## begin

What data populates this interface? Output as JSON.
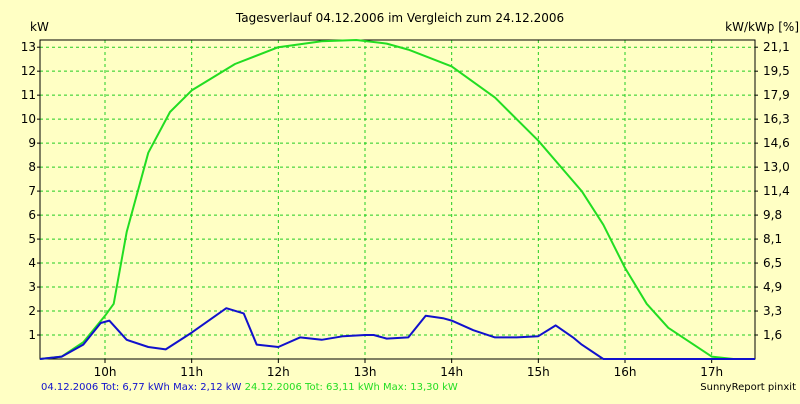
{
  "chart_data": {
    "type": "line",
    "title": "Tagesverlauf 04.12.2006 im Vergleich zum 24.12.2006",
    "ylabel_left": "kW",
    "ylabel_right": "kW/kWp [%]",
    "xlim": [
      9.25,
      17.5
    ],
    "ylim": [
      0,
      13.3
    ],
    "x_ticks": [
      10,
      11,
      12,
      13,
      14,
      15,
      16,
      17
    ],
    "x_tick_labels": [
      "10h",
      "11h",
      "12h",
      "13h",
      "14h",
      "15h",
      "16h",
      "17h"
    ],
    "y_ticks_left": [
      1,
      2,
      3,
      4,
      5,
      6,
      7,
      8,
      9,
      10,
      11,
      12,
      13
    ],
    "y_tick_labels_left": [
      "1",
      "2",
      "3",
      "4",
      "5",
      "6",
      "7",
      "8",
      "9",
      "10",
      "11",
      "12",
      "13"
    ],
    "y_ticks_right": [
      1,
      2,
      3,
      4,
      5,
      6,
      7,
      8,
      9,
      10,
      11,
      12,
      13
    ],
    "y_tick_labels_right": [
      "1,6",
      "3,3",
      "4,9",
      "6,5",
      "8,1",
      "9,8",
      "11,4",
      "13,0",
      "14,6",
      "16,3",
      "17,9",
      "19,5",
      "21,1"
    ],
    "grid": true,
    "series": [
      {
        "name": "24.12.2006",
        "color": "#22dd22",
        "x": [
          9.25,
          9.5,
          9.75,
          10.0,
          10.1,
          10.25,
          10.5,
          10.75,
          11.0,
          11.5,
          12.0,
          12.5,
          12.9,
          13.25,
          13.5,
          14.0,
          14.5,
          15.0,
          15.5,
          15.75,
          16.0,
          16.25,
          16.5,
          16.75,
          17.0,
          17.25,
          17.5
        ],
        "values": [
          0.0,
          0.1,
          0.7,
          1.8,
          2.3,
          5.3,
          8.6,
          10.3,
          11.2,
          12.3,
          13.0,
          13.25,
          13.3,
          13.15,
          12.9,
          12.2,
          10.9,
          9.1,
          7.0,
          5.6,
          3.8,
          2.3,
          1.3,
          0.7,
          0.1,
          0.0,
          0.0
        ]
      },
      {
        "name": "04.12.2006",
        "color": "#1111cc",
        "x": [
          9.25,
          9.5,
          9.75,
          9.95,
          10.05,
          10.25,
          10.5,
          10.7,
          11.0,
          11.4,
          11.6,
          11.75,
          12.0,
          12.25,
          12.5,
          12.75,
          13.0,
          13.1,
          13.25,
          13.5,
          13.7,
          13.9,
          14.0,
          14.25,
          14.5,
          14.75,
          15.0,
          15.2,
          15.4,
          15.5,
          15.75,
          16.0,
          16.25,
          16.5,
          16.75,
          17.0,
          17.25,
          17.5
        ],
        "values": [
          0.0,
          0.1,
          0.6,
          1.5,
          1.6,
          0.8,
          0.5,
          0.4,
          1.1,
          2.12,
          1.9,
          0.6,
          0.5,
          0.9,
          0.8,
          0.95,
          1.0,
          1.0,
          0.85,
          0.9,
          1.8,
          1.7,
          1.6,
          1.2,
          0.9,
          0.9,
          0.95,
          1.4,
          0.9,
          0.6,
          0.0,
          0.0,
          0.0,
          0.0,
          0.0,
          0.0,
          0.0,
          0.0
        ]
      }
    ],
    "legend_placement": "bottom-left"
  },
  "legend": {
    "blue_text": "04.12.2006 Tot: 6,77 kWh Max: 2,12 kW",
    "green_text": "24.12.2006 Tot: 63,11 kWh Max: 13,30 kW",
    "blue_color": "#1111cc",
    "green_color": "#22dd22"
  },
  "brand": "SunnyReport pinxit",
  "colors": {
    "background": "#ffffc4",
    "grid": "#22cc22",
    "axis": "#000000"
  }
}
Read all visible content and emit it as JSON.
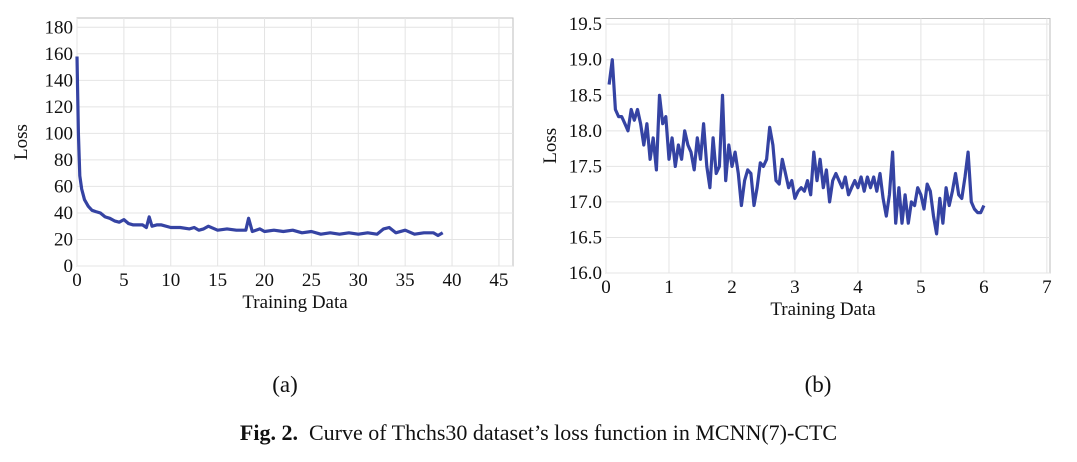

## end

• JOB:
Return each line exactly as written. Any picture gets left out.

• FINISHED TASK:
What data populates this interface? Output as JSON.
{
  "chart_data": {
    "type": "line",
    "title": "Tagesverlauf 04.12.2006 im Vergleich zum 24.12.2006",
    "ylabel_left": "kW",
    "ylabel_right": "kW/kWp [%]",
    "xlim": [
      9.25,
      17.5
    ],
    "ylim": [
      0,
      13.3
    ],
    "x_ticks": [
      10,
      11,
      12,
      13,
      14,
      15,
      16,
      17
    ],
    "x_tick_labels": [
      "10h",
      "11h",
      "12h",
      "13h",
      "14h",
      "15h",
      "16h",
      "17h"
    ],
    "y_ticks_left": [
      1,
      2,
      3,
      4,
      5,
      6,
      7,
      8,
      9,
      10,
      11,
      12,
      13
    ],
    "y_tick_labels_left": [
      "1",
      "2",
      "3",
      "4",
      "5",
      "6",
      "7",
      "8",
      "9",
      "10",
      "11",
      "12",
      "13"
    ],
    "y_ticks_right": [
      1,
      2,
      3,
      4,
      5,
      6,
      7,
      8,
      9,
      10,
      11,
      12,
      13
    ],
    "y_tick_labels_right": [
      "1,6",
      "3,3",
      "4,9",
      "6,5",
      "8,1",
      "9,8",
      "11,4",
      "13,0",
      "14,6",
      "16,3",
      "17,9",
      "19,5",
      "21,1"
    ],
    "grid": true,
    "series": [
      {
        "name": "24.12.2006",
        "color": "#22dd22",
        "x": [
          9.25,
          9.5,
          9.75,
          10.0,
          10.1,
          10.25,
          10.5,
          10.75,
          11.0,
          11.5,
          12.0,
          12.5,
          12.9,
          13.25,
          13.5,
          14.0,
          14.5,
          15.0,
          15.5,
          15.75,
          16.0,
          16.25,
          16.5,
          16.75,
          17.0,
          17.25,
          17.5
        ],
        "values": [
          0.0,
          0.1,
          0.7,
          1.8,
          2.3,
          5.3,
          8.6,
          10.3,
          11.2,
          12.3,
          13.0,
          13.25,
          13.3,
          13.15,
          12.9,
          12.2,
          10.9,
          9.1,
          7.0,
          5.6,
          3.8,
          2.3,
          1.3,
          0.7,
          0.1,
          0.0,
          0.0
        ]
      },
      {
        "name": "04.12.2006",
        "color": "#1111cc",
        "x": [
          9.25,
          9.5,
          9.75,
          9.95,
          10.05,
          10.25,
          10.5,
          10.7,
          11.0,
          11.4,
          11.6,
          11.75,
          12.0,
          12.25,
          12.5,
          12.75,
          13.0,
          13.1,
          13.25,
          13.5,
          13.7,
          13.9,
          14.0,
          14.25,
          14.5,
          14.75,
          15.0,
          15.2,
          15.4,
          15.5,
          15.75,
          16.0,
          16.25,
          16.5,
          16.75,
          17.0,
          17.25,
          17.5
        ],
        "values": [
          0.0,
          0.1,
          0.6,
          1.5,
          1.6,
          0.8,
          0.5,
          0.4,
          1.1,
          2.12,
          1.9,
          0.6,
          0.5,
          0.9,
          0.8,
          0.95,
          1.0,
          1.0,
          0.85,
          0.9,
          1.8,
          1.7,
          1.6,
          1.2,
          0.9,
          0.9,
          0.95,
          1.4,
          0.9,
          0.6,
          0.0,
          0.0,
          0.0,
          0.0,
          0.0,
          0.0,
          0.0,
          0.0
        ]
      }
    ],
    "legend_placement": "bottom-left"
  },
  "legend": {
    "blue_text": "04.12.2006 Tot: 6,77 kWh Max: 2,12 kW",
    "green_text": "24.12.2006 Tot: 63,11 kWh Max: 13,30 kW",
    "blue_color": "#1111cc",
    "green_color": "#22dd22"
  },
  "brand": "SunnyReport pinxit",
  "colors": {
    "background": "#ffffc4",
    "grid": "#22cc22",
    "axis": "#000000"
  }
}
Read all visible content and emit it as JSON.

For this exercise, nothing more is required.